WHAT THE EXERCISE ASKS | Report back every line of the entries that contains "ratios", exactly as written.

··· AVAILABLE DATA

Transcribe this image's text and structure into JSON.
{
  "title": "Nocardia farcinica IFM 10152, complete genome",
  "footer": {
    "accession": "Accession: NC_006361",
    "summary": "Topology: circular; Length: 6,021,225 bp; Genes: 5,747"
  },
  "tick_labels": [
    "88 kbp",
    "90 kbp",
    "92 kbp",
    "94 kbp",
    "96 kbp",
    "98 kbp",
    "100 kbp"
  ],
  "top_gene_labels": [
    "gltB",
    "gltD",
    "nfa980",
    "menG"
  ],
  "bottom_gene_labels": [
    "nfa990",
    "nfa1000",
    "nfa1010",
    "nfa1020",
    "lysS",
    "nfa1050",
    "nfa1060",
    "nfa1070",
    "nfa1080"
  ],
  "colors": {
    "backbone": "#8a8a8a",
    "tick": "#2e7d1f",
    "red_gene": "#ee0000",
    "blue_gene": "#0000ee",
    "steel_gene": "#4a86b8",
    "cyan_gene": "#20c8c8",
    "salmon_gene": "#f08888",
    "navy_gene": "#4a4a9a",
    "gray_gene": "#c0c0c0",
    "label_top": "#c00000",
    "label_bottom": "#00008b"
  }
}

······
··· AVAILABLE DATA

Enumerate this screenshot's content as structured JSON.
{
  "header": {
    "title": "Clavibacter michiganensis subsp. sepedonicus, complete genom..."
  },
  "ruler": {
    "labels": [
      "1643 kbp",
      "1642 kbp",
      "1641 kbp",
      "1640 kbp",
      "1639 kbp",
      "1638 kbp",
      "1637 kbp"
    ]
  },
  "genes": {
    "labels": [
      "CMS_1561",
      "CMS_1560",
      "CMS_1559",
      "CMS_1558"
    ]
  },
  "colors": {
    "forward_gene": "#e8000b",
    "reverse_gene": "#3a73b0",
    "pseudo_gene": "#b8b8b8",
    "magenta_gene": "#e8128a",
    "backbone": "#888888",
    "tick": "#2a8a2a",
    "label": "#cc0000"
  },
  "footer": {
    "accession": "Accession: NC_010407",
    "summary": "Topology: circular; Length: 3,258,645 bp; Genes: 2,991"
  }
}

······
··· AVAILABLE DATA

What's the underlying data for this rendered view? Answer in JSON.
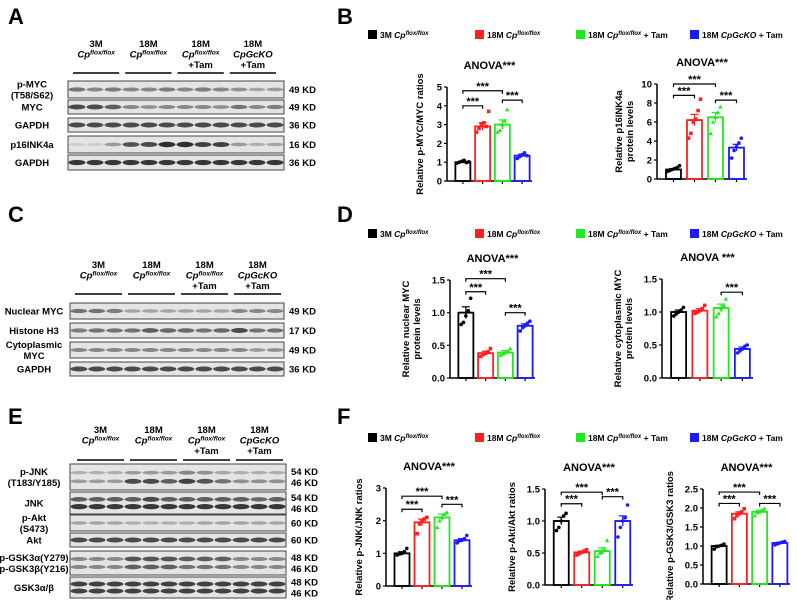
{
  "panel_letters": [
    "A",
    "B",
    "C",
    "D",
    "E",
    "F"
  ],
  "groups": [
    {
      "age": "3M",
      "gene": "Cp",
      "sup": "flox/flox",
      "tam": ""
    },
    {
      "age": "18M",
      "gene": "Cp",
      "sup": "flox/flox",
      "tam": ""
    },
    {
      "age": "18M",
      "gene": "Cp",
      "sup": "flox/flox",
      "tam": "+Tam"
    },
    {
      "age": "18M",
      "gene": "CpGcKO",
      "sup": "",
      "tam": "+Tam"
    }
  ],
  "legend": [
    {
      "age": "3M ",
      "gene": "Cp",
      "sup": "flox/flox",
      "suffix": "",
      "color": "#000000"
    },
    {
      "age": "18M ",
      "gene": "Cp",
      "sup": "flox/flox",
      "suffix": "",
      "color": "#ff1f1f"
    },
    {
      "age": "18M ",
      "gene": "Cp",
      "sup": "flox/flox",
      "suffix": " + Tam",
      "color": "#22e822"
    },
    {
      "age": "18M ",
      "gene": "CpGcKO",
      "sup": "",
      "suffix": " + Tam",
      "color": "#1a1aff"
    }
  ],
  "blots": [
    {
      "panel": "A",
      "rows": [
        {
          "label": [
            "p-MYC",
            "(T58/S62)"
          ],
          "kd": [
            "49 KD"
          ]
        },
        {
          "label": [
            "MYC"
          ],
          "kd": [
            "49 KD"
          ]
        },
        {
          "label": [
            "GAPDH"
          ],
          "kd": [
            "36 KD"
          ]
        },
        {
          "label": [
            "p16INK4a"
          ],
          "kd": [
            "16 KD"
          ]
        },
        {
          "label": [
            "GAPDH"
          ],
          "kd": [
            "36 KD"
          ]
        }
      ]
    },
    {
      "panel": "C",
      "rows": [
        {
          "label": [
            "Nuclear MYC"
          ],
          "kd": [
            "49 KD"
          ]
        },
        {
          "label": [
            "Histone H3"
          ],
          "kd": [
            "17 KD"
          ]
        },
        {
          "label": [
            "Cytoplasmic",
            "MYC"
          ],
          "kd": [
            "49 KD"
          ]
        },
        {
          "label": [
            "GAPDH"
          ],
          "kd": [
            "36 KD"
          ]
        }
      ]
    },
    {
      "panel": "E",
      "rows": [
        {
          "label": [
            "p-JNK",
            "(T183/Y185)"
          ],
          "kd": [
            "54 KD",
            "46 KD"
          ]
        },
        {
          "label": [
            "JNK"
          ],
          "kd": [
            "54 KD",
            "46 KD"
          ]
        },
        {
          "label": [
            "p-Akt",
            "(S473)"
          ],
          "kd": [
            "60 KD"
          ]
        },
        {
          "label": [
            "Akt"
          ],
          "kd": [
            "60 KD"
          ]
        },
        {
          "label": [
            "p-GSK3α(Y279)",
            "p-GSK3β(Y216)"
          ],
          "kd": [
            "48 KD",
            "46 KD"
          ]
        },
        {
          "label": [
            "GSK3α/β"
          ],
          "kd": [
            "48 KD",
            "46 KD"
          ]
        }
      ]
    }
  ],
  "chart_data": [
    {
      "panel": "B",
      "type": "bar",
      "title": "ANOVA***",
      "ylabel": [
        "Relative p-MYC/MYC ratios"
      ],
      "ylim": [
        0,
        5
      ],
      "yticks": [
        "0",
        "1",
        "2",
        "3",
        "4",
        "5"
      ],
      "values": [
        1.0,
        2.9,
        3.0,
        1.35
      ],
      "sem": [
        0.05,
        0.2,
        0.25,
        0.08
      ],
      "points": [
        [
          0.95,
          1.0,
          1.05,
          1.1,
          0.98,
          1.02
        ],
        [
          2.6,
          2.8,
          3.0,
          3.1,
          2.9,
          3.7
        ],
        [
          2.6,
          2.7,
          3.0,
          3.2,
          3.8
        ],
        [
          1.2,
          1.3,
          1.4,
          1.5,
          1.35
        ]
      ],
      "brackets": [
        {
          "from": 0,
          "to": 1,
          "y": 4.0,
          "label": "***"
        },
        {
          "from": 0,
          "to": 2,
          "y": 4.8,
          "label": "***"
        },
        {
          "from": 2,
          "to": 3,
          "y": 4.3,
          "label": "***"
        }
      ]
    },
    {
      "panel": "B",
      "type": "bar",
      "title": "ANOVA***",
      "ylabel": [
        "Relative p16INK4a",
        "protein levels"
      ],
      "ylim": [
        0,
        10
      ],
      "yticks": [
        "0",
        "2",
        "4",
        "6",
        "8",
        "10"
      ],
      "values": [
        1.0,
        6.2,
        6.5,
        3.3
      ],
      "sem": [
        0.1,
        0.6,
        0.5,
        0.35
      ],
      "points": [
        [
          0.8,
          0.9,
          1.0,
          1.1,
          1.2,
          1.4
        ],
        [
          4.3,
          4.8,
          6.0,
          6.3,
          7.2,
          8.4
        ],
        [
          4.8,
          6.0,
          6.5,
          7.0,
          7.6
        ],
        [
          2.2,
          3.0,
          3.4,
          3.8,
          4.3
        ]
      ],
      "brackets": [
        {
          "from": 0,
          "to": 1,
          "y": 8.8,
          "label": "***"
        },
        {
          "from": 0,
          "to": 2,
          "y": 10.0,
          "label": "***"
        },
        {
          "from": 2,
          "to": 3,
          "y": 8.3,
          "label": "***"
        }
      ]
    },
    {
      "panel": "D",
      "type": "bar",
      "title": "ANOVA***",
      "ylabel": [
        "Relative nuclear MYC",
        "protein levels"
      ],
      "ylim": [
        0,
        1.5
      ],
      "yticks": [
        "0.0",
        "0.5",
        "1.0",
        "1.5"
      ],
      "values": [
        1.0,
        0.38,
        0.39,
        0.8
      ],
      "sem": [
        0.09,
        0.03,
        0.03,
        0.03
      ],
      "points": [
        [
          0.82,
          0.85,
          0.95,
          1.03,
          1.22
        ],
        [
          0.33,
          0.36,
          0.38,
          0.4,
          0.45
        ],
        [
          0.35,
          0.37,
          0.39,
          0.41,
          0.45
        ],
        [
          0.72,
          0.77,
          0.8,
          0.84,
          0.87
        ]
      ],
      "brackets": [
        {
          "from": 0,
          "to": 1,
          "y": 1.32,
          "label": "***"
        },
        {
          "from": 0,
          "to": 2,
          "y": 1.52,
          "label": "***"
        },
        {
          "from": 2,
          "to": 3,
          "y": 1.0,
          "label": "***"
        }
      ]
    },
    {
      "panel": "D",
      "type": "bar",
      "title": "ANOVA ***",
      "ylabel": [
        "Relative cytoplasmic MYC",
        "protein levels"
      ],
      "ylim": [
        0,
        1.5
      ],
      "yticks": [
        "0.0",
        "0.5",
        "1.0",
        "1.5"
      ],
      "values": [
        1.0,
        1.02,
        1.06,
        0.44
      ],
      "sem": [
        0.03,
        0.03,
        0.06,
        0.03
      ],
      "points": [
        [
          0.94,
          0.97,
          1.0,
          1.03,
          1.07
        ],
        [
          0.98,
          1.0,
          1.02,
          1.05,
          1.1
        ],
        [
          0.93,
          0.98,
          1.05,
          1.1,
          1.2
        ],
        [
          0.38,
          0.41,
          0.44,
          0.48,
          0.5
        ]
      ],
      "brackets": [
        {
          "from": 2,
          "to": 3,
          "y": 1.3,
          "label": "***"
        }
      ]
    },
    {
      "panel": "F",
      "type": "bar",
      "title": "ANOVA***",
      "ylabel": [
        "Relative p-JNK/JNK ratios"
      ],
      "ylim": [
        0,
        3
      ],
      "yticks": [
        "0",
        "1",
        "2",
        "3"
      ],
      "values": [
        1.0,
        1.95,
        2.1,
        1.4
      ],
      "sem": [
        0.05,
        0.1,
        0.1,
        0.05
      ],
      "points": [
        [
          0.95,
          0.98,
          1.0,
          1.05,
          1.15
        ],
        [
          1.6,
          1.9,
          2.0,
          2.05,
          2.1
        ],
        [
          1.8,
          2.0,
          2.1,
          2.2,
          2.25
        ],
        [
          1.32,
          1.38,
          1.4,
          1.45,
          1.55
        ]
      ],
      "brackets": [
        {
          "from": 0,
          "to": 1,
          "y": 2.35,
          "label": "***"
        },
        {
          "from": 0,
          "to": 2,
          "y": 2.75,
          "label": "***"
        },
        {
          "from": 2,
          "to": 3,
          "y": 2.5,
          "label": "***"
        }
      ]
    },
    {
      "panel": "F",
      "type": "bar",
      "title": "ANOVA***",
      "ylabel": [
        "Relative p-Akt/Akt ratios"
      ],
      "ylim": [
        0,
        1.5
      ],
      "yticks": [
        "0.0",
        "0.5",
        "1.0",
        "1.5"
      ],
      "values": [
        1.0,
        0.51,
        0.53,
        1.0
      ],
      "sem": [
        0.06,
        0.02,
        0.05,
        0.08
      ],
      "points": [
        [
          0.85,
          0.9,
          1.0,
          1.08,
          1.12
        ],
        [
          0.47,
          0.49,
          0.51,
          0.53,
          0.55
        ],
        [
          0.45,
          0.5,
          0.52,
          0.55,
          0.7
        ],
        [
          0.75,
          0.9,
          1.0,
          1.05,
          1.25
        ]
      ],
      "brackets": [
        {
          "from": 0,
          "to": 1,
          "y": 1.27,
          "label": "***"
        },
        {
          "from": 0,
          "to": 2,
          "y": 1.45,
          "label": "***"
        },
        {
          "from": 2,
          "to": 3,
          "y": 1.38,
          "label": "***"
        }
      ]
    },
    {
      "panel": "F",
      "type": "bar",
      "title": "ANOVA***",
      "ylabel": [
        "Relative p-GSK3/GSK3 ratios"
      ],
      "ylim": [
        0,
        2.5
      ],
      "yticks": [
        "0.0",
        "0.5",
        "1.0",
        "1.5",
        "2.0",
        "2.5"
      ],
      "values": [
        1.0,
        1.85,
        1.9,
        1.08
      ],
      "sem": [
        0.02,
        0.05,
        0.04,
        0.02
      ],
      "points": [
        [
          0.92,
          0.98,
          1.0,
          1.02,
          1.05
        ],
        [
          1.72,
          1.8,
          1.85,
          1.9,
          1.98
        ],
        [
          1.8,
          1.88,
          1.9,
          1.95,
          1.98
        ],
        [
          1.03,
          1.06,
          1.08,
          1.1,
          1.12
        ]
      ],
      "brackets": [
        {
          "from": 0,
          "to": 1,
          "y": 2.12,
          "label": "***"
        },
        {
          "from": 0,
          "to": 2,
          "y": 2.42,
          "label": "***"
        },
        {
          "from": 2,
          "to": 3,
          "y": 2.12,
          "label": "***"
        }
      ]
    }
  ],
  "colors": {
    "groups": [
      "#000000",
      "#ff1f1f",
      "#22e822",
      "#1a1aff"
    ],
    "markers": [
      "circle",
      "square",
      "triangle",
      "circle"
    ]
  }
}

······

RESPONSE TO THE TASK |
        "Relative p-MYC/MYC ratios"
        "Relative p-JNK/JNK ratios"
        "Relative p-Akt/Akt ratios"
        "Relative p-GSK3/GSK3 ratios"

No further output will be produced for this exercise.